# What is being asked
Each entry below is to be printed verbatim.

══════════════════════════════

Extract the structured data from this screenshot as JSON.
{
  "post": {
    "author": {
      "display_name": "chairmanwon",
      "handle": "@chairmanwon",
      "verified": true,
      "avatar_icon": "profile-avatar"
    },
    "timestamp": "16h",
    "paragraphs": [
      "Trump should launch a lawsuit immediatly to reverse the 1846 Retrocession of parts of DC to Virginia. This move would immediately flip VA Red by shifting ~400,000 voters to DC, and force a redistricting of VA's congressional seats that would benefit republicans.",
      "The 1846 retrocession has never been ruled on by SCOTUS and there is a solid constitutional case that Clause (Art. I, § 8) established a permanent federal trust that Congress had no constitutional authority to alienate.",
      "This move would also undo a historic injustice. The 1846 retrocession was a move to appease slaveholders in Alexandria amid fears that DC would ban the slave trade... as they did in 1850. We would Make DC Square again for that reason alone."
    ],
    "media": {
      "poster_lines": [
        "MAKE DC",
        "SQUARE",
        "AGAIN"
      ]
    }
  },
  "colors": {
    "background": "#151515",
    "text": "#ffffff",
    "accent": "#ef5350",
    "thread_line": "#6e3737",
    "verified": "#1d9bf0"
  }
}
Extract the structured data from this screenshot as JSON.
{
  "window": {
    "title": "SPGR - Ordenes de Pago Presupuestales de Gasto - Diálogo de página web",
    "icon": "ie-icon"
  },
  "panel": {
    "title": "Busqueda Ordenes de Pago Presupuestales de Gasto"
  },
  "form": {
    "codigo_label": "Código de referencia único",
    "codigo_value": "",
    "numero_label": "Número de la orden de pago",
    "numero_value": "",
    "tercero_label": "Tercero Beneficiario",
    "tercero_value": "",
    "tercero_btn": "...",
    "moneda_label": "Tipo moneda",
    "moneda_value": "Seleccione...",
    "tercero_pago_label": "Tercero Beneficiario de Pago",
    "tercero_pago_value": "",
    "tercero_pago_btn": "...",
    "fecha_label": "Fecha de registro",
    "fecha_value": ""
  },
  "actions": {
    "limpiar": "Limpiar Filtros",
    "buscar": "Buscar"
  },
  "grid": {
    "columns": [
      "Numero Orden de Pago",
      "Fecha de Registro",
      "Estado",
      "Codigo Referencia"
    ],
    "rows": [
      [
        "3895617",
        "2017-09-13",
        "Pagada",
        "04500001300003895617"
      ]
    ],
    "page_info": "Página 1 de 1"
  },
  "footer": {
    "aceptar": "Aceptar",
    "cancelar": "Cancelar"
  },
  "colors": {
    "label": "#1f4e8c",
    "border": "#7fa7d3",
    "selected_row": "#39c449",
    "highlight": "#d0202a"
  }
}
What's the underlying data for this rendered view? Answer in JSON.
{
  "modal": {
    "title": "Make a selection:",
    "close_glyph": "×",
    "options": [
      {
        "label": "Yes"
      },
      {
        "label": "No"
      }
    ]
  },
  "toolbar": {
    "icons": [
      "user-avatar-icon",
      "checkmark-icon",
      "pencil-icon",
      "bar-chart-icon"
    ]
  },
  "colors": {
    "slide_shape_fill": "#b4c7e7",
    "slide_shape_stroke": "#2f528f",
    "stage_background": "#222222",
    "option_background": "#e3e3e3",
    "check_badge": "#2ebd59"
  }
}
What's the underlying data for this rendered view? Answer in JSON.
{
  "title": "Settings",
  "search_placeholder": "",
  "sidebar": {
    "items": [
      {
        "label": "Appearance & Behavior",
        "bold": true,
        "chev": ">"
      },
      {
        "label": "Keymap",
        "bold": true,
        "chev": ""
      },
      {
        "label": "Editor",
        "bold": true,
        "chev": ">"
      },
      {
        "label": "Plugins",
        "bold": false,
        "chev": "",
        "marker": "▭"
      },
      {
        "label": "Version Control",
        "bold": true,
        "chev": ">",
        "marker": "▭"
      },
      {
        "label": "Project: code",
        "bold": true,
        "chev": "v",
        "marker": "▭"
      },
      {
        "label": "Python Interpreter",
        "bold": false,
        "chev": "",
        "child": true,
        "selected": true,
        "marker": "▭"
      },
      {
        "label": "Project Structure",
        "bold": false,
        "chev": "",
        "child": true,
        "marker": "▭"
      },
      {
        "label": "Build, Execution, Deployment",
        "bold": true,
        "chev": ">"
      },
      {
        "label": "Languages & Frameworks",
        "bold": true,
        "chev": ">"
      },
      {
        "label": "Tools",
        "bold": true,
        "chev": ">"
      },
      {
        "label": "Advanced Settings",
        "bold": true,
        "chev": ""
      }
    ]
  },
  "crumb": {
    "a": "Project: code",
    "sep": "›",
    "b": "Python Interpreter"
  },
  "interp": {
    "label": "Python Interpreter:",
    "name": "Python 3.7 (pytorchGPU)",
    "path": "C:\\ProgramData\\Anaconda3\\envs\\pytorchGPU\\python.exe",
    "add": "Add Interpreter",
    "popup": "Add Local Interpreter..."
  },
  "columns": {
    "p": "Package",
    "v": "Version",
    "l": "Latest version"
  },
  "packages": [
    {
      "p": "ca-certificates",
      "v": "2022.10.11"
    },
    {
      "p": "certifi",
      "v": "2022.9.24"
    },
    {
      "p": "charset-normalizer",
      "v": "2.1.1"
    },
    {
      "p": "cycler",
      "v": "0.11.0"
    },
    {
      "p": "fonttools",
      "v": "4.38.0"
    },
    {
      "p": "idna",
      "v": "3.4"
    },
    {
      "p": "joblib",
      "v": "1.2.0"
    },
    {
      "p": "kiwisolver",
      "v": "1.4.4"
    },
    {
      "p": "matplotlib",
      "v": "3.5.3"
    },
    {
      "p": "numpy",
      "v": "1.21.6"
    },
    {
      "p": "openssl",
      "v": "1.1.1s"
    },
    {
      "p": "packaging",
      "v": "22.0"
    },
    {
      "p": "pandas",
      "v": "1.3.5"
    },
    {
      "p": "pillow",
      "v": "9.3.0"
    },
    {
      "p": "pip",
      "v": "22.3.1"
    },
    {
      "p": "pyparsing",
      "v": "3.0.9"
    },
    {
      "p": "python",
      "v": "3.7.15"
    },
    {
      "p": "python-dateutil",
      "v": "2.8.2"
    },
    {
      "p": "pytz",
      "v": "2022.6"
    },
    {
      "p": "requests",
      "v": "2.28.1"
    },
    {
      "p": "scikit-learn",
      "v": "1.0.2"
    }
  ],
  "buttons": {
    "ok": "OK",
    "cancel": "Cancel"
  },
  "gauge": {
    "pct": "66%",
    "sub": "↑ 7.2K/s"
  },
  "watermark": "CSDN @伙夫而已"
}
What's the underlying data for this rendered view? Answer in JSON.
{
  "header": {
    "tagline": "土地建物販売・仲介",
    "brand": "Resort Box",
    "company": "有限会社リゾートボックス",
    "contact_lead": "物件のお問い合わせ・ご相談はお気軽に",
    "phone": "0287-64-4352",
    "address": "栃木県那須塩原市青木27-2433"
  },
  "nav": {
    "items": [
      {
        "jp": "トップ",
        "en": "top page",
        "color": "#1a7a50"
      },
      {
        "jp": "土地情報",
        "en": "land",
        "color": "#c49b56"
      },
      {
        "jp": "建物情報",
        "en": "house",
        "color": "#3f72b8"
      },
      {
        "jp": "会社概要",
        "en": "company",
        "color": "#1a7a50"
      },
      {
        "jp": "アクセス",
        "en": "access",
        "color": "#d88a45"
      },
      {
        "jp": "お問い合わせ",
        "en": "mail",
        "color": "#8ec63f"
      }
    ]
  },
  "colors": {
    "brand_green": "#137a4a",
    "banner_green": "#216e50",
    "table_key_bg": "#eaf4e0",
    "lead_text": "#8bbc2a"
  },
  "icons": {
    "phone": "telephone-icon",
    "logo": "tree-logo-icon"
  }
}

══════════════════════════════

# The output
Extract the structured data from this screenshot as JSON.
{
  "post": {
    "author": {
      "display_name": "chairmanwon",
      "handle": "@chairmanwon",
      "verified": true,
      "avatar_icon": "profile-avatar"
    },
    "timestamp": "16h",
    "paragraphs": [
      "Trump should launch a lawsuit immediatly to reverse the 1846 Retrocession of parts of DC to Virginia. This move would immediately flip VA Red by shifting ~400,000 voters to DC, and force a redistricting of VA's congressional seats that would benefit republicans.",
      "The 1846 retrocession has never been ruled on by SCOTUS and there is a solid constitutional case that Clause (Art. I, § 8) established a permanent federal trust that Congress had no constitutional authority to alienate.",
      "This move would also undo a historic injustice. The 1846 retrocession was a move to appease slaveholders in Alexandria amid fears that DC would ban the slave trade... as they did in 1850. We would Make DC Square again for that reason alone."
    ],
    "media": {
      "poster_lines": [
        "MAKE DC",
        "SQUARE",
        "AGAIN"
      ]
    }
  },
  "colors": {
    "background": "#151515",
    "text": "#ffffff",
    "accent": "#ef5350",
    "thread_line": "#6e3737",
    "verified": "#1d9bf0"
  }
}
Extract the structured data from this screenshot as JSON.
{
  "window": {
    "title": "SPGR - Ordenes de Pago Presupuestales de Gasto - Diálogo de página web",
    "icon": "ie-icon"
  },
  "panel": {
    "title": "Busqueda Ordenes de Pago Presupuestales de Gasto"
  },
  "form": {
    "codigo_label": "Código de referencia único",
    "codigo_value": "",
    "numero_label": "Número de la orden de pago",
    "numero_value": "",
    "tercero_label": "Tercero Beneficiario",
    "tercero_value": "",
    "tercero_btn": "...",
    "moneda_label": "Tipo moneda",
    "moneda_value": "Seleccione...",
    "tercero_pago_label": "Tercero Beneficiario de Pago",
    "tercero_pago_value": "",
    "tercero_pago_btn": "...",
    "fecha_label": "Fecha de registro",
    "fecha_value": ""
  },
  "actions": {
    "limpiar": "Limpiar Filtros",
    "buscar": "Buscar"
  },
  "grid": {
    "columns": [
      "Numero Orden de Pago",
      "Fecha de Registro",
      "Estado",
      "Codigo Referencia"
    ],
    "rows": [
      [
        "3895617",
        "2017-09-13",
        "Pagada",
        "04500001300003895617"
      ]
    ],
    "page_info": "Página 1 de 1"
  },
  "footer": {
    "aceptar": "Aceptar",
    "cancelar": "Cancelar"
  },
  "colors": {
    "label": "#1f4e8c",
    "border": "#7fa7d3",
    "selected_row": "#39c449",
    "highlight": "#d0202a"
  }
}
What's the underlying data for this rendered view? Answer in JSON.
{
  "modal": {
    "title": "Make a selection:",
    "close_glyph": "×",
    "options": [
      {
        "label": "Yes"
      },
      {
        "label": "No"
      }
    ]
  },
  "toolbar": {
    "icons": [
      "user-avatar-icon",
      "checkmark-icon",
      "pencil-icon",
      "bar-chart-icon"
    ]
  },
  "colors": {
    "slide_shape_fill": "#b4c7e7",
    "slide_shape_stroke": "#2f528f",
    "stage_background": "#222222",
    "option_background": "#e3e3e3",
    "check_badge": "#2ebd59"
  }
}
What's the underlying data for this rendered view? Answer in JSON.
{
  "title": "Settings",
  "search_placeholder": "",
  "sidebar": {
    "items": [
      {
        "label": "Appearance & Behavior",
        "bold": true,
        "chev": ">"
      },
      {
        "label": "Keymap",
        "bold": true,
        "chev": ""
      },
      {
        "label": "Editor",
        "bold": true,
        "chev": ">"
      },
      {
        "label": "Plugins",
        "bold": false,
        "chev": "",
        "marker": "▭"
      },
      {
        "label": "Version Control",
        "bold": true,
        "chev": ">",
        "marker": "▭"
      },
      {
        "label": "Project: code",
        "bold": true,
        "chev": "v",
        "marker": "▭"
      },
      {
        "label": "Python Interpreter",
        "bold": false,
        "chev": "",
        "child": true,
        "selected": true,
        "marker": "▭"
      },
      {
        "label": "Project Structure",
        "bold": false,
        "chev": "",
        "child": true,
        "marker": "▭"
      },
      {
        "label": "Build, Execution, Deployment",
        "bold": true,
        "chev": ">"
      },
      {
        "label": "Languages & Frameworks",
        "bold": true,
        "chev": ">"
      },
      {
        "label": "Tools",
        "bold": true,
        "chev": ">"
      },
      {
        "label": "Advanced Settings",
        "bold": true,
        "chev": ""
      }
    ]
  },
  "crumb": {
    "a": "Project: code",
    "sep": "›",
    "b": "Python Interpreter"
  },
  "interp": {
    "label": "Python Interpreter:",
    "name": "Python 3.7 (pytorchGPU)",
    "path": "C:\\ProgramData\\Anaconda3\\envs\\pytorchGPU\\python.exe",
    "add": "Add Interpreter",
    "popup": "Add Local Interpreter..."
  },
  "columns": {
    "p": "Package",
    "v": "Version",
    "l": "Latest version"
  },
  "packages": [
    {
      "p": "ca-certificates",
      "v": "2022.10.11"
    },
    {
      "p": "certifi",
      "v": "2022.9.24"
    },
    {
      "p": "charset-normalizer",
      "v": "2.1.1"
    },
    {
      "p": "cycler",
      "v": "0.11.0"
    },
    {
      "p": "fonttools",
      "v": "4.38.0"
    },
    {
      "p": "idna",
      "v": "3.4"
    },
    {
      "p": "joblib",
      "v": "1.2.0"
    },
    {
      "p": "kiwisolver",
      "v": "1.4.4"
    },
    {
      "p": "matplotlib",
      "v": "3.5.3"
    },
    {
      "p": "numpy",
      "v": "1.21.6"
    },
    {
      "p": "openssl",
      "v": "1.1.1s"
    },
    {
      "p": "packaging",
      "v": "22.0"
    },
    {
      "p": "pandas",
      "v": "1.3.5"
    },
    {
      "p": "pillow",
      "v": "9.3.0"
    },
    {
      "p": "pip",
      "v": "22.3.1"
    },
    {
      "p": "pyparsing",
      "v": "3.0.9"
    },
    {
      "p": "python",
      "v": "3.7.15"
    },
    {
      "p": "python-dateutil",
      "v": "2.8.2"
    },
    {
      "p": "pytz",
      "v": "2022.6"
    },
    {
      "p": "requests",
      "v": "2.28.1"
    },
    {
      "p": "scikit-learn",
      "v": "1.0.2"
    }
  ],
  "buttons": {
    "ok": "OK",
    "cancel": "Cancel"
  },
  "gauge": {
    "pct": "66%",
    "sub": "↑ 7.2K/s"
  },
  "watermark": "CSDN @伙夫而已"
}
What's the underlying data for this rendered view? Answer in JSON.
{
  "header": {
    "tagline": "土地建物販売・仲介",
    "brand": "Resort Box",
    "company": "有限会社リゾートボックス",
    "contact_lead": "物件のお問い合わせ・ご相談はお気軽に",
    "phone": "0287-64-4352",
    "address": "栃木県那須塩原市青木27-2433"
  },
  "nav": {
    "items": [
      {
        "jp": "トップ",
        "en": "top page",
        "color": "#1a7a50"
      },
      {
        "jp": "土地情報",
        "en": "land",
        "color": "#c49b56"
      },
      {
        "jp": "建物情報",
        "en": "house",
        "color": "#3f72b8"
      },
      {
        "jp": "会社概要",
        "en": "company",
        "color": "#1a7a50"
      },
      {
        "jp": "アクセス",
        "en": "access",
        "color": "#d88a45"
      },
      {
        "jp": "お問い合わせ",
        "en": "mail",
        "color": "#8ec63f"
      }
    ]
  },
  "colors": {
    "brand_green": "#137a4a",
    "banner_green": "#216e50",
    "table_key_bg": "#eaf4e0",
    "lead_text": "#8bbc2a"
  },
  "icons": {
    "phone": "telephone-icon",
    "logo": "tree-logo-icon"
  }
}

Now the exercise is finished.